>> start Records for this task
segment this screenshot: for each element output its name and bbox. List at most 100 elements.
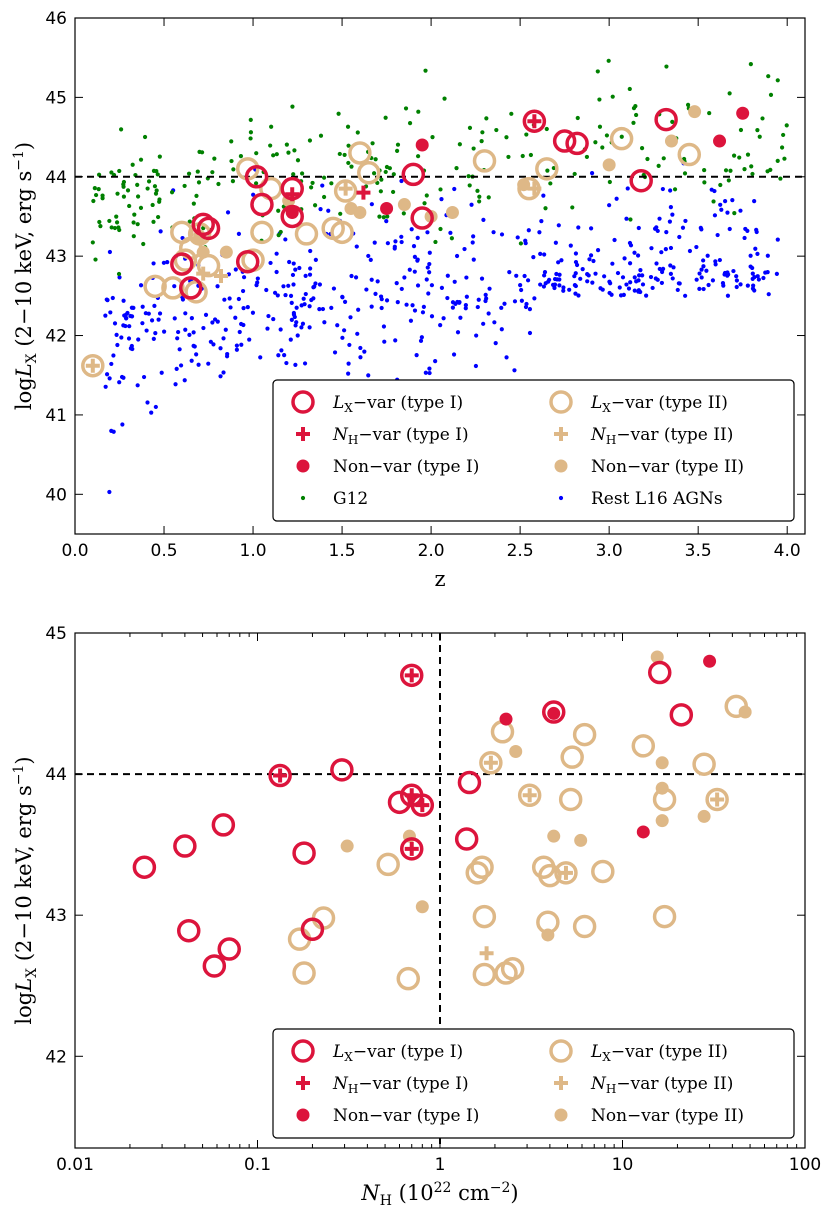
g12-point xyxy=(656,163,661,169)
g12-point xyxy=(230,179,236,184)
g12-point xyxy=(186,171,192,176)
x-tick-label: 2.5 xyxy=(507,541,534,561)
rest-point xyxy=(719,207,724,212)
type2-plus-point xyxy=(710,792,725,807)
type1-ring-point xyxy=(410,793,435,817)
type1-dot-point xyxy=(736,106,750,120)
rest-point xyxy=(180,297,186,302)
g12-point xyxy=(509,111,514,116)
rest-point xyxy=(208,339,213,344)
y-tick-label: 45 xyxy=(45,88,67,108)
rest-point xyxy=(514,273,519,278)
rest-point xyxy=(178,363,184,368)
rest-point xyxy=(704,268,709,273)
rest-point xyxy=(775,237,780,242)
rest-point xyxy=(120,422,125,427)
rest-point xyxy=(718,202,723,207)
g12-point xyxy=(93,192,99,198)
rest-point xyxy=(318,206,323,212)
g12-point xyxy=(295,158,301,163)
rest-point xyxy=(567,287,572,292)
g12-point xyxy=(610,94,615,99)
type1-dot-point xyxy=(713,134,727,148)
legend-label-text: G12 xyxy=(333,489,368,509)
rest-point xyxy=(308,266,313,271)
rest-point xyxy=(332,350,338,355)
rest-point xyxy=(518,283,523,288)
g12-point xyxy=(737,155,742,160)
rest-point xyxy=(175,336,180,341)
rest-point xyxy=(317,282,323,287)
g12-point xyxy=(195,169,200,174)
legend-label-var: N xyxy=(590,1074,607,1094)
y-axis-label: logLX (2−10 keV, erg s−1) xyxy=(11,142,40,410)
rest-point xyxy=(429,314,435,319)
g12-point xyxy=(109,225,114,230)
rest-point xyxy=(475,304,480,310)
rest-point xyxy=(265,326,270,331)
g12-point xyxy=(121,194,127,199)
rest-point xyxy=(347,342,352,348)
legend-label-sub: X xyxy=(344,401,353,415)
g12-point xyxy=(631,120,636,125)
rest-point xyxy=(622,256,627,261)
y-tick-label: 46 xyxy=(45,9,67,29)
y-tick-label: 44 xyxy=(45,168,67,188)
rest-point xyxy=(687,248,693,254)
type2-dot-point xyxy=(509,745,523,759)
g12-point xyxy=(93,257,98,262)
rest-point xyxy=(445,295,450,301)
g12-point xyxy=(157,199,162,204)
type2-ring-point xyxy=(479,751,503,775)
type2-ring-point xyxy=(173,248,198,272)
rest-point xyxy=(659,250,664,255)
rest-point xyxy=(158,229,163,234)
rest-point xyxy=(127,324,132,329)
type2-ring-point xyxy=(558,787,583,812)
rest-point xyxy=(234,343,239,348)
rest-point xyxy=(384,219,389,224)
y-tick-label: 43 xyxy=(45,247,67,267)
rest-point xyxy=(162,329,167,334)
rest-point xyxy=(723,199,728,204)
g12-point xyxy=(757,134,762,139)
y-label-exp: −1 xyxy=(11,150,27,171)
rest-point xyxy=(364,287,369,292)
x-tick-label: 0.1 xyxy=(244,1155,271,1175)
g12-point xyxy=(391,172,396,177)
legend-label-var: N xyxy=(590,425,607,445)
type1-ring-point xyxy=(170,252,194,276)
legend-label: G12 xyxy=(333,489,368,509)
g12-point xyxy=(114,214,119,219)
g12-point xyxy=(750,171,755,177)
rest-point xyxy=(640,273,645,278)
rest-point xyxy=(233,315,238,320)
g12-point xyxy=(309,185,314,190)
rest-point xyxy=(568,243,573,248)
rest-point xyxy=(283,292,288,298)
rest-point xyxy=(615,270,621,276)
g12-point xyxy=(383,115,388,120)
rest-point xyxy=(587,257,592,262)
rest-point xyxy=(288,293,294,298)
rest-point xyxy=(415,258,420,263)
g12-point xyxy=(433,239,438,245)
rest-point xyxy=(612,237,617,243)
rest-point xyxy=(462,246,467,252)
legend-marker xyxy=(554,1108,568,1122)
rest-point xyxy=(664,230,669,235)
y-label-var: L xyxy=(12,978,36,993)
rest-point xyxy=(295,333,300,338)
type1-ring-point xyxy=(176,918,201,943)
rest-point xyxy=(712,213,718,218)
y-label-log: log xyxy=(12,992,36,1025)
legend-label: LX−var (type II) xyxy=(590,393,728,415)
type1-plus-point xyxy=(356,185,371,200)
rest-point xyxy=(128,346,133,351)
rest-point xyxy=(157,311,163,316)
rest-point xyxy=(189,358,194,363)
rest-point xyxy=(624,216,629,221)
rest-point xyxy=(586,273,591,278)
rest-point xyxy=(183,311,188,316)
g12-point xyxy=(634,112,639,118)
>> end Records for this task
### The task
Please reproduce the data above word for word, leaving out the pictures.

### Reply
segment this screenshot: for each element output its name and bbox. List at most 100 elements.
g12-point xyxy=(656,163,661,169)
g12-point xyxy=(230,179,236,184)
g12-point xyxy=(186,171,192,176)
x-tick-label: 2.5 xyxy=(507,541,534,561)
rest-point xyxy=(719,207,724,212)
type2-plus-point xyxy=(710,792,725,807)
type1-ring-point xyxy=(410,793,435,817)
type1-dot-point xyxy=(736,106,750,120)
rest-point xyxy=(180,297,186,302)
g12-point xyxy=(509,111,514,116)
rest-point xyxy=(208,339,213,344)
y-tick-label: 45 xyxy=(45,88,67,108)
rest-point xyxy=(514,273,519,278)
rest-point xyxy=(178,363,184,368)
rest-point xyxy=(704,268,709,273)
rest-point xyxy=(775,237,780,242)
rest-point xyxy=(120,422,125,427)
rest-point xyxy=(718,202,723,207)
g12-point xyxy=(93,192,99,198)
rest-point xyxy=(318,206,323,212)
g12-point xyxy=(295,158,301,163)
rest-point xyxy=(567,287,572,292)
g12-point xyxy=(610,94,615,99)
type1-dot-point xyxy=(713,134,727,148)
legend-label-text: G12 xyxy=(333,489,368,509)
rest-point xyxy=(308,266,313,271)
rest-point xyxy=(332,350,338,355)
rest-point xyxy=(518,283,523,288)
g12-point xyxy=(737,155,742,160)
rest-point xyxy=(175,336,180,341)
rest-point xyxy=(317,282,323,287)
g12-point xyxy=(195,169,200,174)
legend-label-var: N xyxy=(590,1074,607,1094)
y-axis-label: logLX (2−10 keV, erg s−1) xyxy=(11,142,40,410)
rest-point xyxy=(429,314,435,319)
g12-point xyxy=(109,225,114,230)
rest-point xyxy=(475,304,480,310)
rest-point xyxy=(265,326,270,331)
g12-point xyxy=(121,194,127,199)
rest-point xyxy=(347,342,352,348)
legend-label-sub: X xyxy=(344,401,353,415)
g12-point xyxy=(631,120,636,125)
rest-point xyxy=(622,256,627,261)
y-tick-label: 46 xyxy=(45,9,67,29)
y-tick-label: 44 xyxy=(45,168,67,188)
rest-point xyxy=(687,248,693,254)
type2-dot-point xyxy=(509,745,523,759)
g12-point xyxy=(93,257,98,262)
rest-point xyxy=(445,295,450,301)
g12-point xyxy=(157,199,162,204)
type2-ring-point xyxy=(479,751,503,775)
type2-ring-point xyxy=(173,248,198,272)
rest-point xyxy=(659,250,664,255)
rest-point xyxy=(158,229,163,234)
rest-point xyxy=(127,324,132,329)
type2-ring-point xyxy=(558,787,583,812)
rest-point xyxy=(234,343,239,348)
rest-point xyxy=(384,219,389,224)
y-tick-label: 43 xyxy=(45,247,67,267)
rest-point xyxy=(162,329,167,334)
rest-point xyxy=(723,199,728,204)
g12-point xyxy=(757,134,762,139)
y-label-exp: −1 xyxy=(11,150,27,171)
rest-point xyxy=(364,287,369,292)
x-tick-label: 0.1 xyxy=(244,1155,271,1175)
g12-point xyxy=(391,172,396,177)
legend-label-var: N xyxy=(590,425,607,445)
type1-ring-point xyxy=(170,252,194,276)
legend-label: G12 xyxy=(333,489,368,509)
g12-point xyxy=(114,214,119,219)
g12-point xyxy=(750,171,755,177)
rest-point xyxy=(640,273,645,278)
rest-point xyxy=(233,315,238,320)
g12-point xyxy=(309,185,314,190)
rest-point xyxy=(568,243,573,248)
rest-point xyxy=(283,292,288,298)
rest-point xyxy=(615,270,621,276)
g12-point xyxy=(383,115,388,120)
rest-point xyxy=(587,257,592,262)
rest-point xyxy=(288,293,294,298)
rest-point xyxy=(415,258,420,263)
g12-point xyxy=(433,239,438,245)
rest-point xyxy=(612,237,617,243)
rest-point xyxy=(462,246,467,252)
legend-marker xyxy=(554,1108,568,1122)
rest-point xyxy=(664,230,669,235)
y-label-var: L xyxy=(12,978,36,993)
rest-point xyxy=(295,333,300,338)
type1-ring-point xyxy=(176,918,201,943)
rest-point xyxy=(712,213,718,218)
y-label-log: log xyxy=(12,992,36,1025)
legend-label: LX−var (type II) xyxy=(590,393,728,415)
type1-plus-point xyxy=(356,185,371,200)
rest-point xyxy=(128,346,133,351)
rest-point xyxy=(157,311,163,316)
rest-point xyxy=(189,358,194,363)
rest-point xyxy=(624,216,629,221)
rest-point xyxy=(586,273,591,278)
rest-point xyxy=(183,311,188,316)
g12-point xyxy=(634,112,639,118)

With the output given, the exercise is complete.